→ **SET TASK**:
Copy the data below exactly, omitting any picture it contains.

→ **EXERCISE INPUT**:

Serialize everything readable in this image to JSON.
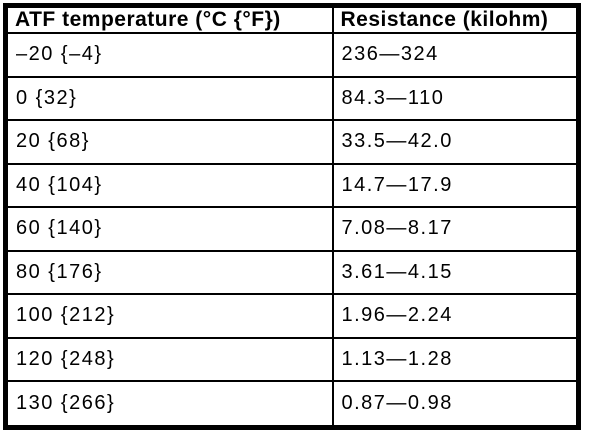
{
  "chart_data": {
    "type": "table",
    "columns": [
      "ATF temperature (°C {°F})",
      "Resistance (kilohm)"
    ],
    "rows": [
      [
        "–20 {–4}",
        "236—324"
      ],
      [
        "0 {32}",
        "84.3—110"
      ],
      [
        "20 {68}",
        "33.5—42.0"
      ],
      [
        "40 {104}",
        "14.7—17.9"
      ],
      [
        "60 {140}",
        "7.08—8.17"
      ],
      [
        "80 {176}",
        "3.61—4.15"
      ],
      [
        "100 {212}",
        "1.96—2.24"
      ],
      [
        "120 {248}",
        "1.13—1.28"
      ],
      [
        "130 {266}",
        "0.87—0.98"
      ]
    ]
  },
  "colors": {
    "background": "#ffffff",
    "border": "#000000",
    "text": "#000000"
  }
}
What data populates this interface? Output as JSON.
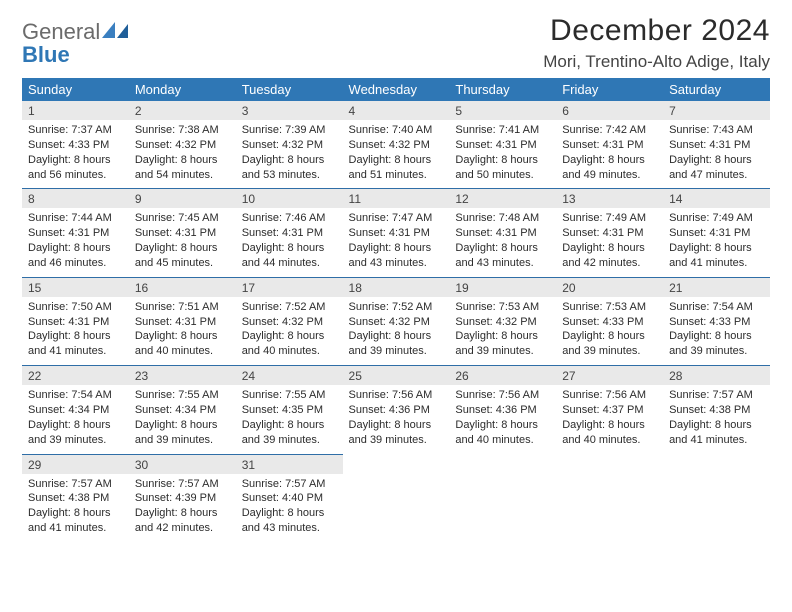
{
  "brand": {
    "line1": "General",
    "line2": "Blue",
    "mark_color": "#2f77b5",
    "text_color": "#6b6b6b"
  },
  "header": {
    "title": "December 2024",
    "location": "Mori, Trentino-Alto Adige, Italy"
  },
  "colors": {
    "header_bg": "#2f77b5",
    "date_bg": "#e9e9e9",
    "rule": "#2f6ea7"
  },
  "weekdays": [
    "Sunday",
    "Monday",
    "Tuesday",
    "Wednesday",
    "Thursday",
    "Friday",
    "Saturday"
  ],
  "weeks": [
    [
      {
        "date": "1",
        "sunrise": "Sunrise: 7:37 AM",
        "sunset": "Sunset: 4:33 PM",
        "daylight": "Daylight: 8 hours and 56 minutes."
      },
      {
        "date": "2",
        "sunrise": "Sunrise: 7:38 AM",
        "sunset": "Sunset: 4:32 PM",
        "daylight": "Daylight: 8 hours and 54 minutes."
      },
      {
        "date": "3",
        "sunrise": "Sunrise: 7:39 AM",
        "sunset": "Sunset: 4:32 PM",
        "daylight": "Daylight: 8 hours and 53 minutes."
      },
      {
        "date": "4",
        "sunrise": "Sunrise: 7:40 AM",
        "sunset": "Sunset: 4:32 PM",
        "daylight": "Daylight: 8 hours and 51 minutes."
      },
      {
        "date": "5",
        "sunrise": "Sunrise: 7:41 AM",
        "sunset": "Sunset: 4:31 PM",
        "daylight": "Daylight: 8 hours and 50 minutes."
      },
      {
        "date": "6",
        "sunrise": "Sunrise: 7:42 AM",
        "sunset": "Sunset: 4:31 PM",
        "daylight": "Daylight: 8 hours and 49 minutes."
      },
      {
        "date": "7",
        "sunrise": "Sunrise: 7:43 AM",
        "sunset": "Sunset: 4:31 PM",
        "daylight": "Daylight: 8 hours and 47 minutes."
      }
    ],
    [
      {
        "date": "8",
        "sunrise": "Sunrise: 7:44 AM",
        "sunset": "Sunset: 4:31 PM",
        "daylight": "Daylight: 8 hours and 46 minutes."
      },
      {
        "date": "9",
        "sunrise": "Sunrise: 7:45 AM",
        "sunset": "Sunset: 4:31 PM",
        "daylight": "Daylight: 8 hours and 45 minutes."
      },
      {
        "date": "10",
        "sunrise": "Sunrise: 7:46 AM",
        "sunset": "Sunset: 4:31 PM",
        "daylight": "Daylight: 8 hours and 44 minutes."
      },
      {
        "date": "11",
        "sunrise": "Sunrise: 7:47 AM",
        "sunset": "Sunset: 4:31 PM",
        "daylight": "Daylight: 8 hours and 43 minutes."
      },
      {
        "date": "12",
        "sunrise": "Sunrise: 7:48 AM",
        "sunset": "Sunset: 4:31 PM",
        "daylight": "Daylight: 8 hours and 43 minutes."
      },
      {
        "date": "13",
        "sunrise": "Sunrise: 7:49 AM",
        "sunset": "Sunset: 4:31 PM",
        "daylight": "Daylight: 8 hours and 42 minutes."
      },
      {
        "date": "14",
        "sunrise": "Sunrise: 7:49 AM",
        "sunset": "Sunset: 4:31 PM",
        "daylight": "Daylight: 8 hours and 41 minutes."
      }
    ],
    [
      {
        "date": "15",
        "sunrise": "Sunrise: 7:50 AM",
        "sunset": "Sunset: 4:31 PM",
        "daylight": "Daylight: 8 hours and 41 minutes."
      },
      {
        "date": "16",
        "sunrise": "Sunrise: 7:51 AM",
        "sunset": "Sunset: 4:31 PM",
        "daylight": "Daylight: 8 hours and 40 minutes."
      },
      {
        "date": "17",
        "sunrise": "Sunrise: 7:52 AM",
        "sunset": "Sunset: 4:32 PM",
        "daylight": "Daylight: 8 hours and 40 minutes."
      },
      {
        "date": "18",
        "sunrise": "Sunrise: 7:52 AM",
        "sunset": "Sunset: 4:32 PM",
        "daylight": "Daylight: 8 hours and 39 minutes."
      },
      {
        "date": "19",
        "sunrise": "Sunrise: 7:53 AM",
        "sunset": "Sunset: 4:32 PM",
        "daylight": "Daylight: 8 hours and 39 minutes."
      },
      {
        "date": "20",
        "sunrise": "Sunrise: 7:53 AM",
        "sunset": "Sunset: 4:33 PM",
        "daylight": "Daylight: 8 hours and 39 minutes."
      },
      {
        "date": "21",
        "sunrise": "Sunrise: 7:54 AM",
        "sunset": "Sunset: 4:33 PM",
        "daylight": "Daylight: 8 hours and 39 minutes."
      }
    ],
    [
      {
        "date": "22",
        "sunrise": "Sunrise: 7:54 AM",
        "sunset": "Sunset: 4:34 PM",
        "daylight": "Daylight: 8 hours and 39 minutes."
      },
      {
        "date": "23",
        "sunrise": "Sunrise: 7:55 AM",
        "sunset": "Sunset: 4:34 PM",
        "daylight": "Daylight: 8 hours and 39 minutes."
      },
      {
        "date": "24",
        "sunrise": "Sunrise: 7:55 AM",
        "sunset": "Sunset: 4:35 PM",
        "daylight": "Daylight: 8 hours and 39 minutes."
      },
      {
        "date": "25",
        "sunrise": "Sunrise: 7:56 AM",
        "sunset": "Sunset: 4:36 PM",
        "daylight": "Daylight: 8 hours and 39 minutes."
      },
      {
        "date": "26",
        "sunrise": "Sunrise: 7:56 AM",
        "sunset": "Sunset: 4:36 PM",
        "daylight": "Daylight: 8 hours and 40 minutes."
      },
      {
        "date": "27",
        "sunrise": "Sunrise: 7:56 AM",
        "sunset": "Sunset: 4:37 PM",
        "daylight": "Daylight: 8 hours and 40 minutes."
      },
      {
        "date": "28",
        "sunrise": "Sunrise: 7:57 AM",
        "sunset": "Sunset: 4:38 PM",
        "daylight": "Daylight: 8 hours and 41 minutes."
      }
    ],
    [
      {
        "date": "29",
        "sunrise": "Sunrise: 7:57 AM",
        "sunset": "Sunset: 4:38 PM",
        "daylight": "Daylight: 8 hours and 41 minutes."
      },
      {
        "date": "30",
        "sunrise": "Sunrise: 7:57 AM",
        "sunset": "Sunset: 4:39 PM",
        "daylight": "Daylight: 8 hours and 42 minutes."
      },
      {
        "date": "31",
        "sunrise": "Sunrise: 7:57 AM",
        "sunset": "Sunset: 4:40 PM",
        "daylight": "Daylight: 8 hours and 43 minutes."
      },
      null,
      null,
      null,
      null
    ]
  ]
}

→ **THE ANSWER**:
Serialize everything readable in this image to JSON.
{
  "chart_data": {
    "type": "table",
    "columns": [
      "ATF temperature (°C {°F})",
      "Resistance (kilohm)"
    ],
    "rows": [
      [
        "–20 {–4}",
        "236—324"
      ],
      [
        "0 {32}",
        "84.3—110"
      ],
      [
        "20 {68}",
        "33.5—42.0"
      ],
      [
        "40 {104}",
        "14.7—17.9"
      ],
      [
        "60 {140}",
        "7.08—8.17"
      ],
      [
        "80 {176}",
        "3.61—4.15"
      ],
      [
        "100 {212}",
        "1.96—2.24"
      ],
      [
        "120 {248}",
        "1.13—1.28"
      ],
      [
        "130 {266}",
        "0.87—0.98"
      ]
    ]
  },
  "colors": {
    "background": "#ffffff",
    "border": "#000000",
    "text": "#000000"
  }
}
What data populates this interface? Output as JSON.
{
  "brand": {
    "line1": "General",
    "line2": "Blue",
    "mark_color": "#2f77b5",
    "text_color": "#6b6b6b"
  },
  "header": {
    "title": "December 2024",
    "location": "Mori, Trentino-Alto Adige, Italy"
  },
  "colors": {
    "header_bg": "#2f77b5",
    "date_bg": "#e9e9e9",
    "rule": "#2f6ea7"
  },
  "weekdays": [
    "Sunday",
    "Monday",
    "Tuesday",
    "Wednesday",
    "Thursday",
    "Friday",
    "Saturday"
  ],
  "weeks": [
    [
      {
        "date": "1",
        "sunrise": "Sunrise: 7:37 AM",
        "sunset": "Sunset: 4:33 PM",
        "daylight": "Daylight: 8 hours and 56 minutes."
      },
      {
        "date": "2",
        "sunrise": "Sunrise: 7:38 AM",
        "sunset": "Sunset: 4:32 PM",
        "daylight": "Daylight: 8 hours and 54 minutes."
      },
      {
        "date": "3",
        "sunrise": "Sunrise: 7:39 AM",
        "sunset": "Sunset: 4:32 PM",
        "daylight": "Daylight: 8 hours and 53 minutes."
      },
      {
        "date": "4",
        "sunrise": "Sunrise: 7:40 AM",
        "sunset": "Sunset: 4:32 PM",
        "daylight": "Daylight: 8 hours and 51 minutes."
      },
      {
        "date": "5",
        "sunrise": "Sunrise: 7:41 AM",
        "sunset": "Sunset: 4:31 PM",
        "daylight": "Daylight: 8 hours and 50 minutes."
      },
      {
        "date": "6",
        "sunrise": "Sunrise: 7:42 AM",
        "sunset": "Sunset: 4:31 PM",
        "daylight": "Daylight: 8 hours and 49 minutes."
      },
      {
        "date": "7",
        "sunrise": "Sunrise: 7:43 AM",
        "sunset": "Sunset: 4:31 PM",
        "daylight": "Daylight: 8 hours and 47 minutes."
      }
    ],
    [
      {
        "date": "8",
        "sunrise": "Sunrise: 7:44 AM",
        "sunset": "Sunset: 4:31 PM",
        "daylight": "Daylight: 8 hours and 46 minutes."
      },
      {
        "date": "9",
        "sunrise": "Sunrise: 7:45 AM",
        "sunset": "Sunset: 4:31 PM",
        "daylight": "Daylight: 8 hours and 45 minutes."
      },
      {
        "date": "10",
        "sunrise": "Sunrise: 7:46 AM",
        "sunset": "Sunset: 4:31 PM",
        "daylight": "Daylight: 8 hours and 44 minutes."
      },
      {
        "date": "11",
        "sunrise": "Sunrise: 7:47 AM",
        "sunset": "Sunset: 4:31 PM",
        "daylight": "Daylight: 8 hours and 43 minutes."
      },
      {
        "date": "12",
        "sunrise": "Sunrise: 7:48 AM",
        "sunset": "Sunset: 4:31 PM",
        "daylight": "Daylight: 8 hours and 43 minutes."
      },
      {
        "date": "13",
        "sunrise": "Sunrise: 7:49 AM",
        "sunset": "Sunset: 4:31 PM",
        "daylight": "Daylight: 8 hours and 42 minutes."
      },
      {
        "date": "14",
        "sunrise": "Sunrise: 7:49 AM",
        "sunset": "Sunset: 4:31 PM",
        "daylight": "Daylight: 8 hours and 41 minutes."
      }
    ],
    [
      {
        "date": "15",
        "sunrise": "Sunrise: 7:50 AM",
        "sunset": "Sunset: 4:31 PM",
        "daylight": "Daylight: 8 hours and 41 minutes."
      },
      {
        "date": "16",
        "sunrise": "Sunrise: 7:51 AM",
        "sunset": "Sunset: 4:31 PM",
        "daylight": "Daylight: 8 hours and 40 minutes."
      },
      {
        "date": "17",
        "sunrise": "Sunrise: 7:52 AM",
        "sunset": "Sunset: 4:32 PM",
        "daylight": "Daylight: 8 hours and 40 minutes."
      },
      {
        "date": "18",
        "sunrise": "Sunrise: 7:52 AM",
        "sunset": "Sunset: 4:32 PM",
        "daylight": "Daylight: 8 hours and 39 minutes."
      },
      {
        "date": "19",
        "sunrise": "Sunrise: 7:53 AM",
        "sunset": "Sunset: 4:32 PM",
        "daylight": "Daylight: 8 hours and 39 minutes."
      },
      {
        "date": "20",
        "sunrise": "Sunrise: 7:53 AM",
        "sunset": "Sunset: 4:33 PM",
        "daylight": "Daylight: 8 hours and 39 minutes."
      },
      {
        "date": "21",
        "sunrise": "Sunrise: 7:54 AM",
        "sunset": "Sunset: 4:33 PM",
        "daylight": "Daylight: 8 hours and 39 minutes."
      }
    ],
    [
      {
        "date": "22",
        "sunrise": "Sunrise: 7:54 AM",
        "sunset": "Sunset: 4:34 PM",
        "daylight": "Daylight: 8 hours and 39 minutes."
      },
      {
        "date": "23",
        "sunrise": "Sunrise: 7:55 AM",
        "sunset": "Sunset: 4:34 PM",
        "daylight": "Daylight: 8 hours and 39 minutes."
      },
      {
        "date": "24",
        "sunrise": "Sunrise: 7:55 AM",
        "sunset": "Sunset: 4:35 PM",
        "daylight": "Daylight: 8 hours and 39 minutes."
      },
      {
        "date": "25",
        "sunrise": "Sunrise: 7:56 AM",
        "sunset": "Sunset: 4:36 PM",
        "daylight": "Daylight: 8 hours and 39 minutes."
      },
      {
        "date": "26",
        "sunrise": "Sunrise: 7:56 AM",
        "sunset": "Sunset: 4:36 PM",
        "daylight": "Daylight: 8 hours and 40 minutes."
      },
      {
        "date": "27",
        "sunrise": "Sunrise: 7:56 AM",
        "sunset": "Sunset: 4:37 PM",
        "daylight": "Daylight: 8 hours and 40 minutes."
      },
      {
        "date": "28",
        "sunrise": "Sunrise: 7:57 AM",
        "sunset": "Sunset: 4:38 PM",
        "daylight": "Daylight: 8 hours and 41 minutes."
      }
    ],
    [
      {
        "date": "29",
        "sunrise": "Sunrise: 7:57 AM",
        "sunset": "Sunset: 4:38 PM",
        "daylight": "Daylight: 8 hours and 41 minutes."
      },
      {
        "date": "30",
        "sunrise": "Sunrise: 7:57 AM",
        "sunset": "Sunset: 4:39 PM",
        "daylight": "Daylight: 8 hours and 42 minutes."
      },
      {
        "date": "31",
        "sunrise": "Sunrise: 7:57 AM",
        "sunset": "Sunset: 4:40 PM",
        "daylight": "Daylight: 8 hours and 43 minutes."
      },
      null,
      null,
      null,
      null
    ]
  ]
}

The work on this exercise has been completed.